**Objective**
Take down each entry exactly as written.

**Data lines**
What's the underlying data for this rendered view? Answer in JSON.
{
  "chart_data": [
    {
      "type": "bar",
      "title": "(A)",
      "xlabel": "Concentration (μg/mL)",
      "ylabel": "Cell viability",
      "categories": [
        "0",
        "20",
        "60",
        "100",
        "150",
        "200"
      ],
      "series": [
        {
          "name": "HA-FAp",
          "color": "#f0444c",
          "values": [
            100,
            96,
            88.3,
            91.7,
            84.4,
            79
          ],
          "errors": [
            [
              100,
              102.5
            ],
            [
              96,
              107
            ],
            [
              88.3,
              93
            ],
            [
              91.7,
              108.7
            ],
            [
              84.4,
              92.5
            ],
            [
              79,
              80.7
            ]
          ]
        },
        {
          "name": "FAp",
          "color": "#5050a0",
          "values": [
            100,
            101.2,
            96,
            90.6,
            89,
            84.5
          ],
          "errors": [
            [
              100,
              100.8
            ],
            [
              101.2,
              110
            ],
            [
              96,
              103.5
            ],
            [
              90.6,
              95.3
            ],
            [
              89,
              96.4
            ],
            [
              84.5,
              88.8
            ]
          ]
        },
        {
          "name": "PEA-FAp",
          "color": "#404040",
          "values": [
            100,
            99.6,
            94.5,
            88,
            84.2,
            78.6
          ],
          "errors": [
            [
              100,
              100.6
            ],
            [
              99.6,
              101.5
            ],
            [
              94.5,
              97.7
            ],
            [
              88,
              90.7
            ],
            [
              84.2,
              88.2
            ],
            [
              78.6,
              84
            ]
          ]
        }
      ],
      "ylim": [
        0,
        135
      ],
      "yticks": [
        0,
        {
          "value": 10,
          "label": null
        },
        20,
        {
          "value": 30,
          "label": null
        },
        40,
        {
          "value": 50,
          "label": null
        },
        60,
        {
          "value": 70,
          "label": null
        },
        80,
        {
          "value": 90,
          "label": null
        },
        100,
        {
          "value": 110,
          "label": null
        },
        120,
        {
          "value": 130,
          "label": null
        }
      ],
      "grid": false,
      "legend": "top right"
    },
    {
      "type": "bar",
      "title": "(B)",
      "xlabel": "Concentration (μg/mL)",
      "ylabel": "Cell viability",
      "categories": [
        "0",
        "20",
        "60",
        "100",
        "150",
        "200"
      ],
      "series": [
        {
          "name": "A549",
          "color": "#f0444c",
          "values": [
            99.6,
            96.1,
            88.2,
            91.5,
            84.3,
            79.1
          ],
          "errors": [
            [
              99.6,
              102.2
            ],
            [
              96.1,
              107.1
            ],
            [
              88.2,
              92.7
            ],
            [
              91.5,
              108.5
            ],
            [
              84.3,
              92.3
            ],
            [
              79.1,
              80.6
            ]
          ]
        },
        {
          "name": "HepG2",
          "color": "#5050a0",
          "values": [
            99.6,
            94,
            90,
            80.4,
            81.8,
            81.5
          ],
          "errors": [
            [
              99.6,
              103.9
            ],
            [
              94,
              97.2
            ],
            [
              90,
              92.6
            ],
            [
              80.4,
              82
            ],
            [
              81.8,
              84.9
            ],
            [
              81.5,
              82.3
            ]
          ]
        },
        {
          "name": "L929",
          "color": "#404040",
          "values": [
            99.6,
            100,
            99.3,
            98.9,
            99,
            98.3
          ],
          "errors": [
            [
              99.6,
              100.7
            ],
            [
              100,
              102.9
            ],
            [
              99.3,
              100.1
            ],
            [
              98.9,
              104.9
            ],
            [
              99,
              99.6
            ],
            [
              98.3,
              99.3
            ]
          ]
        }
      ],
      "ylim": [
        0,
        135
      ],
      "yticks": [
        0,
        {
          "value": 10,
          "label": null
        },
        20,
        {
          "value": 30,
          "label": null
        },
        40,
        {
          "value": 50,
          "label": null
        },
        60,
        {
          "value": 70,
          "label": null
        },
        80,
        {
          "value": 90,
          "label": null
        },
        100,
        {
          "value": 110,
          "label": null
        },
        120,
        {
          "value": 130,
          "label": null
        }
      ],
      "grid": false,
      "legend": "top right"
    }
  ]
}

**The response**
What's the underlying data for this rendered view? Answer in JSON.
{
  "chart_data": [
    {
      "type": "bar",
      "title": "(A)",
      "xlabel": "Concentration (μg/mL)",
      "ylabel": "Cell viability",
      "categories": [
        "0",
        "20",
        "60",
        "100",
        "150",
        "200"
      ],
      "series": [
        {
          "name": "HA-FAp",
          "color": "#f0444c",
          "values": [
            100,
            96,
            88.3,
            91.7,
            84.4,
            79
          ],
          "errors": [
            [
              100,
              102.5
            ],
            [
              96,
              107
            ],
            [
              88.3,
              93
            ],
            [
              91.7,
              108.7
            ],
            [
              84.4,
              92.5
            ],
            [
              79,
              80.7
            ]
          ]
        },
        {
          "name": "FAp",
          "color": "#5050a0",
          "values": [
            100,
            101.2,
            96,
            90.6,
            89,
            84.5
          ],
          "errors": [
            [
              100,
              100.8
            ],
            [
              101.2,
              110
            ],
            [
              96,
              103.5
            ],
            [
              90.6,
              95.3
            ],
            [
              89,
              96.4
            ],
            [
              84.5,
              88.8
            ]
          ]
        },
        {
          "name": "PEA-FAp",
          "color": "#404040",
          "values": [
            100,
            99.6,
            94.5,
            88,
            84.2,
            78.6
          ],
          "errors": [
            [
              100,
              100.6
            ],
            [
              99.6,
              101.5
            ],
            [
              94.5,
              97.7
            ],
            [
              88,
              90.7
            ],
            [
              84.2,
              88.2
            ],
            [
              78.6,
              84
            ]
          ]
        }
      ],
      "ylim": [
        0,
        135
      ],
      "yticks": [
        0,
        {
          "value": 10,
          "label": null
        },
        20,
        {
          "value": 30,
          "label": null
        },
        40,
        {
          "value": 50,
          "label": null
        },
        60,
        {
          "value": 70,
          "label": null
        },
        80,
        {
          "value": 90,
          "label": null
        },
        100,
        {
          "value": 110,
          "label": null
        },
        120,
        {
          "value": 130,
          "label": null
        }
      ],
      "grid": false,
      "legend": "top right"
    },
    {
      "type": "bar",
      "title": "(B)",
      "xlabel": "Concentration (μg/mL)",
      "ylabel": "Cell viability",
      "categories": [
        "0",
        "20",
        "60",
        "100",
        "150",
        "200"
      ],
      "series": [
        {
          "name": "A549",
          "color": "#f0444c",
          "values": [
            99.6,
            96.1,
            88.2,
            91.5,
            84.3,
            79.1
          ],
          "errors": [
            [
              99.6,
              102.2
            ],
            [
              96.1,
              107.1
            ],
            [
              88.2,
              92.7
            ],
            [
              91.5,
              108.5
            ],
            [
              84.3,
              92.3
            ],
            [
              79.1,
              80.6
            ]
          ]
        },
        {
          "name": "HepG2",
          "color": "#5050a0",
          "values": [
            99.6,
            94,
            90,
            80.4,
            81.8,
            81.5
          ],
          "errors": [
            [
              99.6,
              103.9
            ],
            [
              94,
              97.2
            ],
            [
              90,
              92.6
            ],
            [
              80.4,
              82
            ],
            [
              81.8,
              84.9
            ],
            [
              81.5,
              82.3
            ]
          ]
        },
        {
          "name": "L929",
          "color": "#404040",
          "values": [
            99.6,
            100,
            99.3,
            98.9,
            99,
            98.3
          ],
          "errors": [
            [
              99.6,
              100.7
            ],
            [
              100,
              102.9
            ],
            [
              99.3,
              100.1
            ],
            [
              98.9,
              104.9
            ],
            [
              99,
              99.6
            ],
            [
              98.3,
              99.3
            ]
          ]
        }
      ],
      "ylim": [
        0,
        135
      ],
      "yticks": [
        0,
        {
          "value": 10,
          "label": null
        },
        20,
        {
          "value": 30,
          "label": null
        },
        40,
        {
          "value": 50,
          "label": null
        },
        60,
        {
          "value": 70,
          "label": null
        },
        80,
        {
          "value": 90,
          "label": null
        },
        100,
        {
          "value": 110,
          "label": null
        },
        120,
        {
          "value": 130,
          "label": null
        }
      ],
      "grid": false,
      "legend": "top right"
    }
  ]
}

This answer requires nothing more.